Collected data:
....

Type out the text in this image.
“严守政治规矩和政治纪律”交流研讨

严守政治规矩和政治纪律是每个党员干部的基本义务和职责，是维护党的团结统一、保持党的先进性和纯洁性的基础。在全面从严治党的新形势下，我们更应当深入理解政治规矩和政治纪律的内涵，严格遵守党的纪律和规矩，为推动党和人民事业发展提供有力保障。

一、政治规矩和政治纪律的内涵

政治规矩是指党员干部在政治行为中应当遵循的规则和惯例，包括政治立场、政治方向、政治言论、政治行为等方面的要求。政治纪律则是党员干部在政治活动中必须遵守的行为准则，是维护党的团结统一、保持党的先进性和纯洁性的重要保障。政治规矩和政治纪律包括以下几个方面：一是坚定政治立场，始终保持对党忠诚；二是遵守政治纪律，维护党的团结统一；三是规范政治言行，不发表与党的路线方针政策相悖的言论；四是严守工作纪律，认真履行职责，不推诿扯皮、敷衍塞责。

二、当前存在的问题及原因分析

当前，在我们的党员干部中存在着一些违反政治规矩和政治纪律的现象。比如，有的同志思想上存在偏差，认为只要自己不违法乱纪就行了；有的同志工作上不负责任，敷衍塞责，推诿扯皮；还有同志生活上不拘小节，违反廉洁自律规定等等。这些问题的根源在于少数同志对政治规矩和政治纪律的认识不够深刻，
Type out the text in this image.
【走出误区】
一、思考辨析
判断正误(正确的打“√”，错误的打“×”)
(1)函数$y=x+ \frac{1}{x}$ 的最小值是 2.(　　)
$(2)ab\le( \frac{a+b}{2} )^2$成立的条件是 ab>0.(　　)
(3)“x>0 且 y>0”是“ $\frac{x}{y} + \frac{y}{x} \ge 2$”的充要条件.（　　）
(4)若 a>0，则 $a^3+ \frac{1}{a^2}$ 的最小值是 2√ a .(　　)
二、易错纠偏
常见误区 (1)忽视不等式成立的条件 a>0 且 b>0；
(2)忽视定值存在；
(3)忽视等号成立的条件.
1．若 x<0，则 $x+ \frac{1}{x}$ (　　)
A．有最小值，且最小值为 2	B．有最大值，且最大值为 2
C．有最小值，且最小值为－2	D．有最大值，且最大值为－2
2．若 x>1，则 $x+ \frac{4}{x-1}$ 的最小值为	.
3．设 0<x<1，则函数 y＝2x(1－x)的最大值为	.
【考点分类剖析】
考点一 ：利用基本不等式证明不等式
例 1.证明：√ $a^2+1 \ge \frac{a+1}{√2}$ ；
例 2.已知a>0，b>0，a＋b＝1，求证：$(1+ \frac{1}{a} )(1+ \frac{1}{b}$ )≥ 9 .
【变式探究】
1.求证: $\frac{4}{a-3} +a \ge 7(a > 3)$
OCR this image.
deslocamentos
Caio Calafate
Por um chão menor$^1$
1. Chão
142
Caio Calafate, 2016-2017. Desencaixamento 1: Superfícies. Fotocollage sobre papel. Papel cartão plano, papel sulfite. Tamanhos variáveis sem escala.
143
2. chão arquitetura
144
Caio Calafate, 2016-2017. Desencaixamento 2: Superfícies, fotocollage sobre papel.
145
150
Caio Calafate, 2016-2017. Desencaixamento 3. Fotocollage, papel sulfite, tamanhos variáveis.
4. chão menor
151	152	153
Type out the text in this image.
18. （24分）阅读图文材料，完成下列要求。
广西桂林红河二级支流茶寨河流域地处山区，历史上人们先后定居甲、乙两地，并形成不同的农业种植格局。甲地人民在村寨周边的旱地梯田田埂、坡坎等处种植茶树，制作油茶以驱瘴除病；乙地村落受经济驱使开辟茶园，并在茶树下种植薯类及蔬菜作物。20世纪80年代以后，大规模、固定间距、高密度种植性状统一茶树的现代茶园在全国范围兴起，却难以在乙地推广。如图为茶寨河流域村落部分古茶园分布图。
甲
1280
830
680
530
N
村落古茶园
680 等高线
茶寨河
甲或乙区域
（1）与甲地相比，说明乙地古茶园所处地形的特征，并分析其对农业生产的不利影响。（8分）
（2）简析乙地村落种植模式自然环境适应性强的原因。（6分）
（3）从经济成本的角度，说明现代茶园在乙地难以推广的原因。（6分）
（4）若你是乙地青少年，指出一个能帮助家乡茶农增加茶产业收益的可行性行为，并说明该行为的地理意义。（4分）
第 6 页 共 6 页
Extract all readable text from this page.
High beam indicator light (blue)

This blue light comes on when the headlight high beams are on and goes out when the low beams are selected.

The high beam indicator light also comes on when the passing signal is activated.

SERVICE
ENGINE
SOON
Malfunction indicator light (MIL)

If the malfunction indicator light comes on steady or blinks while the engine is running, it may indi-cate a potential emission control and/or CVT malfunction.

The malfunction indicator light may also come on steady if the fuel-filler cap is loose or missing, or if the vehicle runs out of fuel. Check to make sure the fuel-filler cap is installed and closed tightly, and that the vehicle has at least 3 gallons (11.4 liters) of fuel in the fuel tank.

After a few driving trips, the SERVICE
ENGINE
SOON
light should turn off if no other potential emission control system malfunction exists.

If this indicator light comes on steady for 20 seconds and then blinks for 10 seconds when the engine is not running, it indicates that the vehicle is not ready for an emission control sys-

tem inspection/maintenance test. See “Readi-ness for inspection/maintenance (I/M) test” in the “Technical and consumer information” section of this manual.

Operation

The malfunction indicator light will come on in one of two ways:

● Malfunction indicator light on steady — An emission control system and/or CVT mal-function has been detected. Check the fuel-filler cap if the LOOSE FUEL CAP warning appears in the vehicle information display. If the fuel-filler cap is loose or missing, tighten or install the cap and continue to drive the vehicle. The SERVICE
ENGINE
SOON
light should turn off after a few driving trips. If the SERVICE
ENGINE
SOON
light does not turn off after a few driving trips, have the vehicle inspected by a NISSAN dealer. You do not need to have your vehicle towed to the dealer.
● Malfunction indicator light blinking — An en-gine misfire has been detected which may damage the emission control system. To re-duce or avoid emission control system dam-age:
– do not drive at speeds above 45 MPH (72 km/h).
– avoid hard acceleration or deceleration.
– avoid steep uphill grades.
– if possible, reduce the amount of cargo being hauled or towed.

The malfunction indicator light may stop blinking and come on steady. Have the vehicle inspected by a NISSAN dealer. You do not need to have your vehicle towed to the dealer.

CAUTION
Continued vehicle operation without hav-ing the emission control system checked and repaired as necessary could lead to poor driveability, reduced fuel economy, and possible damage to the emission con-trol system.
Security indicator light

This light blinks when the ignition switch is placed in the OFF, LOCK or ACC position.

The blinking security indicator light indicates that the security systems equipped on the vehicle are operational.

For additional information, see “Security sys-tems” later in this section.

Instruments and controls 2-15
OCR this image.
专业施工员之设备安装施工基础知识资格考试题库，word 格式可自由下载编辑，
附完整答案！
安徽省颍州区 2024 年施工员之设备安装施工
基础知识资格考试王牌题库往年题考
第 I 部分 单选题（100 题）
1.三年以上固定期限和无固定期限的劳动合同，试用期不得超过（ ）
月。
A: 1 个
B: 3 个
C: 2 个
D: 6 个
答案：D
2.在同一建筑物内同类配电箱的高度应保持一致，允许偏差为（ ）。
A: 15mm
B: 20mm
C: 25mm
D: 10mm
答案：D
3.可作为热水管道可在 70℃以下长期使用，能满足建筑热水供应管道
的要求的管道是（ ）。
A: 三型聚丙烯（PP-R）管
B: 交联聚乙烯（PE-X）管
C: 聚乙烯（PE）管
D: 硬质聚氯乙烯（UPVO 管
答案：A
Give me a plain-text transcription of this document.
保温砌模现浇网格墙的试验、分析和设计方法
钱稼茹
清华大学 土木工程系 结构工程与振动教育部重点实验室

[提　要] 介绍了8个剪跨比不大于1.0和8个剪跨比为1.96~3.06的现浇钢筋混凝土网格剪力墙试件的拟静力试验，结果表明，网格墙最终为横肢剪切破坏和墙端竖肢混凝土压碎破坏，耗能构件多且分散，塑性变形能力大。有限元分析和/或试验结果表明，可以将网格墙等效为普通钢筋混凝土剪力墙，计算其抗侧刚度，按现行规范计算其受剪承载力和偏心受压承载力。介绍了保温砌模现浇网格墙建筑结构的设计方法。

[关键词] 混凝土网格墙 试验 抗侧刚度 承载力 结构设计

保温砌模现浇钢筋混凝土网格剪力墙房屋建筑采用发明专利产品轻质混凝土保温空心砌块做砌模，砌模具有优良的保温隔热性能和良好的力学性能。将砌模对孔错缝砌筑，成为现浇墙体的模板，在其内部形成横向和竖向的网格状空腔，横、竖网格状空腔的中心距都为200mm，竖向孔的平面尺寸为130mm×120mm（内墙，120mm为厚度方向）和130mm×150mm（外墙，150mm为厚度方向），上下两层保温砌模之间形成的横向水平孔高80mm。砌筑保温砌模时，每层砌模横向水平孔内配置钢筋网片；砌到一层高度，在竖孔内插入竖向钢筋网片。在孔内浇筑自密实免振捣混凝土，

....

§ EXERCISE:
Reproduce exactly, with nothing added, the lines from the one that contains "Give me a plain-text" to the end of the data.

§ TASK RESPONSE:
Give me a plain-text transcription of this document.
保温砌模现浇网格墙的试验、分析和设计方法
钱稼茹
清华大学 土木工程系 结构工程与振动教育部重点实验室

[提　要] 介绍了8个剪跨比不大于1.0和8个剪跨比为1.96~3.06的现浇钢筋混凝土网格剪力墙试件的拟静力试验，结果表明，网格墙最终为横肢剪切破坏和墙端竖肢混凝土压碎破坏，耗能构件多且分散，塑性变形能力大。有限元分析和/或试验结果表明，可以将网格墙等效为普通钢筋混凝土剪力墙，计算其抗侧刚度，按现行规范计算其受剪承载力和偏心受压承载力。介绍了保温砌模现浇网格墙建筑结构的设计方法。

[关键词] 混凝土网格墙 试验 抗侧刚度 承载力 结构设计

保温砌模现浇钢筋混凝土网格剪力墙房屋建筑采用发明专利产品轻质混凝土保温空心砌块做砌模，砌模具有优良的保温隔热性能和良好的力学性能。将砌模对孔错缝砌筑，成为现浇墙体的模板，在其内部形成横向和竖向的网格状空腔，横、竖网格状空腔的中心距都为200mm，竖向孔的平面尺寸为130mm×120mm（内墙，120mm为厚度方向）和130mm×150mm（外墙，150mm为厚度方向），上下两层保温砌模之间形成的横向水平孔高80mm。砌筑保温砌模时，每层砌模横向水平孔内配置钢筋网片；砌到一层高度，在竖孔内插入竖向钢筋网片。在孔内浇筑自密实免振捣混凝土，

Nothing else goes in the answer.